───── Record extracts ─────

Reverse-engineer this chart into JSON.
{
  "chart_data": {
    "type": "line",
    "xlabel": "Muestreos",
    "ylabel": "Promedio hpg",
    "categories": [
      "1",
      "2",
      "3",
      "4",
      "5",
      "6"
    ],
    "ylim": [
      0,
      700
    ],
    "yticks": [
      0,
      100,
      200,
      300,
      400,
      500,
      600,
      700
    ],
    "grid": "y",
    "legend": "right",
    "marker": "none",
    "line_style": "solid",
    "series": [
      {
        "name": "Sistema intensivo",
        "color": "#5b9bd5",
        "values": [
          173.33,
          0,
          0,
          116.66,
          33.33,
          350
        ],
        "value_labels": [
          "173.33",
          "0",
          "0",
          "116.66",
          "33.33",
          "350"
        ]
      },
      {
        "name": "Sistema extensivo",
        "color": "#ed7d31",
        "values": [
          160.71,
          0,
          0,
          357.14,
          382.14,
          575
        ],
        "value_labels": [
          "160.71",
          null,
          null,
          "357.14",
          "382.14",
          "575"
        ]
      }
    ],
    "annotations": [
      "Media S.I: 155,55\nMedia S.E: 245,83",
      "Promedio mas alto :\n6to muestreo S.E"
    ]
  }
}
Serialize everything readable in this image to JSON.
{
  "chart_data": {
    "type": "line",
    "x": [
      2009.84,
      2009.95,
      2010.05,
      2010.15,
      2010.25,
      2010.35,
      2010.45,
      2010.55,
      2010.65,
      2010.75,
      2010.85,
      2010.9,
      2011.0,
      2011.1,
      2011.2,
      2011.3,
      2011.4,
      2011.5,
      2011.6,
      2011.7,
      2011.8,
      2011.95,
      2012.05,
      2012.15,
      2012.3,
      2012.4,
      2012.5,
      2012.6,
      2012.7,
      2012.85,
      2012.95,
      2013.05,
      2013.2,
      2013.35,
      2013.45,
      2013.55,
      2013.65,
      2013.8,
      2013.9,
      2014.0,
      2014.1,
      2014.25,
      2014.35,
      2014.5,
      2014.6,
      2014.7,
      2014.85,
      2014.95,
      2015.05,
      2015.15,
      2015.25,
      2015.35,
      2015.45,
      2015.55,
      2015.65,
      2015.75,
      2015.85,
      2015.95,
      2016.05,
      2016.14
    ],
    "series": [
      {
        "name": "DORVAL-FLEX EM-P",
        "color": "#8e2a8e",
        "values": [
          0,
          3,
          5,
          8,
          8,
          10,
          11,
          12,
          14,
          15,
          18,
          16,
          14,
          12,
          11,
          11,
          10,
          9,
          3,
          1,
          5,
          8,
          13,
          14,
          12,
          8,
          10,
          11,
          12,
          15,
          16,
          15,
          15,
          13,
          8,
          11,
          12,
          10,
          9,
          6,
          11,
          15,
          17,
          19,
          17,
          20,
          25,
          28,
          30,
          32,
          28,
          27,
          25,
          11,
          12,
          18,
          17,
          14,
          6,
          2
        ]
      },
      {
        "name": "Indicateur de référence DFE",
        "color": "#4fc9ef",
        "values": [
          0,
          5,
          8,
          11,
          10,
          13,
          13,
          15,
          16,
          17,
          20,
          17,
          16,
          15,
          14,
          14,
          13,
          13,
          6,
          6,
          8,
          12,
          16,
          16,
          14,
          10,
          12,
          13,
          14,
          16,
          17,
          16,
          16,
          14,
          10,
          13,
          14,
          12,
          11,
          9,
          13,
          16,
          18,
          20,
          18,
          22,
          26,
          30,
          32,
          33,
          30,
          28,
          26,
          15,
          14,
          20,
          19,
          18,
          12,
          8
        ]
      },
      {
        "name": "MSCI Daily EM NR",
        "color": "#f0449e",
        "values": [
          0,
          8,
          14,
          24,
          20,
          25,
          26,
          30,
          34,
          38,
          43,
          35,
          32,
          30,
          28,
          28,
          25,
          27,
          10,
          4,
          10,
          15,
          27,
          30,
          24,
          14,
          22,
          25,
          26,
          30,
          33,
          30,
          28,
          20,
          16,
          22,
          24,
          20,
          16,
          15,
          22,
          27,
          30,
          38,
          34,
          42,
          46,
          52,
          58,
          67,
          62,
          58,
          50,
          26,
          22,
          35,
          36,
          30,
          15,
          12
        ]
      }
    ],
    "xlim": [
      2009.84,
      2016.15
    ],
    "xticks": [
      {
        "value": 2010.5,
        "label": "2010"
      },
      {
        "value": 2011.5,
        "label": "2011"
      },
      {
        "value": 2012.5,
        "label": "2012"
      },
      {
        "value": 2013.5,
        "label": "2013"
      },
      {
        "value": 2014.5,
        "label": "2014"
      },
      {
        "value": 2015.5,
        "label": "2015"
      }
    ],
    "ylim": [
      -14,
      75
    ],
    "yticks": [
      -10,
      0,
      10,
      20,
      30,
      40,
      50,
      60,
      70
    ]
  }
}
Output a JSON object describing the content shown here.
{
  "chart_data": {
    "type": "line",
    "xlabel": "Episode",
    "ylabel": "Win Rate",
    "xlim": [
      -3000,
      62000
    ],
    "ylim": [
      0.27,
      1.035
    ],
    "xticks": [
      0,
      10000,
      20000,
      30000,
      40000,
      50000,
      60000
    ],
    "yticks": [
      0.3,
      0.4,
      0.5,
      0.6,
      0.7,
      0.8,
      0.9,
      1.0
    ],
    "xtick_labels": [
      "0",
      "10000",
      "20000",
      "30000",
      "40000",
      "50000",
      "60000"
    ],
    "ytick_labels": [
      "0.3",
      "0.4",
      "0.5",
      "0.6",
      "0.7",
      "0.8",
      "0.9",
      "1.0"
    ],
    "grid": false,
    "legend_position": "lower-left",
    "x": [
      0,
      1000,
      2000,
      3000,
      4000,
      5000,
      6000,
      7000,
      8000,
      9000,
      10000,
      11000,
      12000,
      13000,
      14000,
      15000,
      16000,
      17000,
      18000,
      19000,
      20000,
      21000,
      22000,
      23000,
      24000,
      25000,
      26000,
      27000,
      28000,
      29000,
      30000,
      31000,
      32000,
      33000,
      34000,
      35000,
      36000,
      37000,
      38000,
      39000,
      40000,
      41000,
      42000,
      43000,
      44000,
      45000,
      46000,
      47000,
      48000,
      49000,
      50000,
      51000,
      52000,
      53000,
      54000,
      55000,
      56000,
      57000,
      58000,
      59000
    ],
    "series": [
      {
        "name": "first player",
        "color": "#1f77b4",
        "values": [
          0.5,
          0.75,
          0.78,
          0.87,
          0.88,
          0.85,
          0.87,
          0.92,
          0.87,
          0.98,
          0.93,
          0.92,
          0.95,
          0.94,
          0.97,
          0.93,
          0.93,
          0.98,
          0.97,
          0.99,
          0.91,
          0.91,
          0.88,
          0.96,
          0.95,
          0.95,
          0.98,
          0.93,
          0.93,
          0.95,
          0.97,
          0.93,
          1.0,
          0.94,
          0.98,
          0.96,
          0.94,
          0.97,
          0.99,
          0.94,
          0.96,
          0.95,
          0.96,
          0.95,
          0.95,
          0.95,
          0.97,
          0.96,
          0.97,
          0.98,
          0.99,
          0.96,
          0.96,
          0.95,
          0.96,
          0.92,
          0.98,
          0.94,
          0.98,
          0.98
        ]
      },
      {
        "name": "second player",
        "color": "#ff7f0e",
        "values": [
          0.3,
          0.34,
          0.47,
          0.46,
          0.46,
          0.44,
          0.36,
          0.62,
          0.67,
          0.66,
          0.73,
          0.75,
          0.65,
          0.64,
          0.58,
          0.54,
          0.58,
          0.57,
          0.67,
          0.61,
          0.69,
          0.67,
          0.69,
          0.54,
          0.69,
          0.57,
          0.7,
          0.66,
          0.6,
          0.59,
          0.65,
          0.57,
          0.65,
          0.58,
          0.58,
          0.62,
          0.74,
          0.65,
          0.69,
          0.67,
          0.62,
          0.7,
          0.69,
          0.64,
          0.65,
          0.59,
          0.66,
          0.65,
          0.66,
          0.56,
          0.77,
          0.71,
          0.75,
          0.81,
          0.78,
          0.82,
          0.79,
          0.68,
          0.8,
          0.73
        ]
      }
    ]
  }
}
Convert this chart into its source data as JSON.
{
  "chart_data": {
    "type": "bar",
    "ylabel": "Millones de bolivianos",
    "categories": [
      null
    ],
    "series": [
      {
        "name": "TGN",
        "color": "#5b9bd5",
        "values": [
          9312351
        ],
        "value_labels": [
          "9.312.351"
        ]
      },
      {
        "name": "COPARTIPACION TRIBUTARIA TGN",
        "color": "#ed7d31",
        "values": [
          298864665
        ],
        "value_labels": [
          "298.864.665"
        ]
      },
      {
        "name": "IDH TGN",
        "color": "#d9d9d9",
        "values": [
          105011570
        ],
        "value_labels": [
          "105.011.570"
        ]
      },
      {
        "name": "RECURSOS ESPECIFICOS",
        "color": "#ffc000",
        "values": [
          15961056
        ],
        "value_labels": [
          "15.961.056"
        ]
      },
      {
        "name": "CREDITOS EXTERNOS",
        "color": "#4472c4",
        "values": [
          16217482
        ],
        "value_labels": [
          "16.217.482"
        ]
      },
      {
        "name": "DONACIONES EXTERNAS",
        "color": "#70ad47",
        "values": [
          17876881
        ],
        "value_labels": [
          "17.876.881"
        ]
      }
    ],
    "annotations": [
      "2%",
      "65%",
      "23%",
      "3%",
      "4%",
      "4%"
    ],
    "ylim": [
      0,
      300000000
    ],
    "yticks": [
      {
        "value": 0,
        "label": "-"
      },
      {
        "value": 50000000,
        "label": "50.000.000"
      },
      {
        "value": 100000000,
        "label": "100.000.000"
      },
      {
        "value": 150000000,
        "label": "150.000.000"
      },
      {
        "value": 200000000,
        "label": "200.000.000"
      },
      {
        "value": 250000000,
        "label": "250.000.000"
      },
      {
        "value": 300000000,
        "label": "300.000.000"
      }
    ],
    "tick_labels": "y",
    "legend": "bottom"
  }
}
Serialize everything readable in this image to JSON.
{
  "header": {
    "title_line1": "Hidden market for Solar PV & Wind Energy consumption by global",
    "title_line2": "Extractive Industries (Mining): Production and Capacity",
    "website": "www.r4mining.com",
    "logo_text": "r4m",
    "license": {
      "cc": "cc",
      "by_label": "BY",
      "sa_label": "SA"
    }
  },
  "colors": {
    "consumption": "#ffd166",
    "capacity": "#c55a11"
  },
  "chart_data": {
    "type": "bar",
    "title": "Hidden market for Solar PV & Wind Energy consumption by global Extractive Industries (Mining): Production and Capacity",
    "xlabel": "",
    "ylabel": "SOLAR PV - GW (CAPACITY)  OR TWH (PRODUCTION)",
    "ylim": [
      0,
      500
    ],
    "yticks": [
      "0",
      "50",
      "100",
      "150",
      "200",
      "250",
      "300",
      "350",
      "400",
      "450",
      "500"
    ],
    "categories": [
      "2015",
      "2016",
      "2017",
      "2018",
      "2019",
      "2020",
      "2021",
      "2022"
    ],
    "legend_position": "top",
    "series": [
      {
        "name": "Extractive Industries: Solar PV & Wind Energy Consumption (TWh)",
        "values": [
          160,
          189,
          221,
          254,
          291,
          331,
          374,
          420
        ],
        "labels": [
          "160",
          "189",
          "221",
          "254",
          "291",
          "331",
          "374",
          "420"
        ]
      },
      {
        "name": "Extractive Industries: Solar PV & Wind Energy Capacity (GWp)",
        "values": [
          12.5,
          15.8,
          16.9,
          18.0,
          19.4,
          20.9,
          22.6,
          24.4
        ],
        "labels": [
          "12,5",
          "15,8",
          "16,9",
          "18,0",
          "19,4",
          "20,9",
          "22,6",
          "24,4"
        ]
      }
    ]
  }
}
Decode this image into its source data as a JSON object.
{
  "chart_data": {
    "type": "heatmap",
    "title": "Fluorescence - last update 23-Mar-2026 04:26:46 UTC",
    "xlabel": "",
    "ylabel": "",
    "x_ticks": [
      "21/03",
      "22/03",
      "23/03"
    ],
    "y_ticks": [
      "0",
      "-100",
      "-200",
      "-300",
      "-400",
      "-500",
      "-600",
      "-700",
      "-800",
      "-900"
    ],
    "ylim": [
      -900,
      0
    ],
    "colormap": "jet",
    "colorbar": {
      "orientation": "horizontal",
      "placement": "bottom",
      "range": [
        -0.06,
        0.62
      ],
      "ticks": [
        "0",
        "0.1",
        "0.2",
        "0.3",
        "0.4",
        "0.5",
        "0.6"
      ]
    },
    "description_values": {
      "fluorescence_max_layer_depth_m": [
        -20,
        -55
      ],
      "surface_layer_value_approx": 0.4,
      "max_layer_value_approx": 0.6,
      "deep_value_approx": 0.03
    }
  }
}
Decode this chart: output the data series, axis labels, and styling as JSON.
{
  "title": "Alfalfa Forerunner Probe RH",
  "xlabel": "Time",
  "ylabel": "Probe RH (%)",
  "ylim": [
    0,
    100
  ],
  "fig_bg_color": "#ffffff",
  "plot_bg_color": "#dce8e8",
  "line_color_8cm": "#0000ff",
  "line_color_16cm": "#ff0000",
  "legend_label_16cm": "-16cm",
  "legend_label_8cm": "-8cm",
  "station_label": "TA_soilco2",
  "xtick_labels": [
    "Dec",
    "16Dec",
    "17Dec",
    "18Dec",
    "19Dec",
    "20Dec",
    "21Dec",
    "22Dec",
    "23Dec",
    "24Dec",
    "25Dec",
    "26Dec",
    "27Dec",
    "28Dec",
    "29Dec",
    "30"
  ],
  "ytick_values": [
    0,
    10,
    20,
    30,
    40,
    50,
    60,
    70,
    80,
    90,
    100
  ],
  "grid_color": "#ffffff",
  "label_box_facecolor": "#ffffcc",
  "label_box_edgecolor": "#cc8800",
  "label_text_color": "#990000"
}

─────

__Task instructions__: Copy out every line from the material above in which the word "Extractive" appears.

__The reply__:
    "title_line2": "Extractive Industries (Mining): Production and Capacity",
    "title": "Hidden market for Solar PV & Wind Energy consumption by global Extractive Industries (Mining): Production and Capacity",
        "name": "Extractive Industries: Solar PV & Wind Energy Consumption (TWh)",
        "name": "Extractive Industries: Solar PV & Wind Energy Capacity (GWp)",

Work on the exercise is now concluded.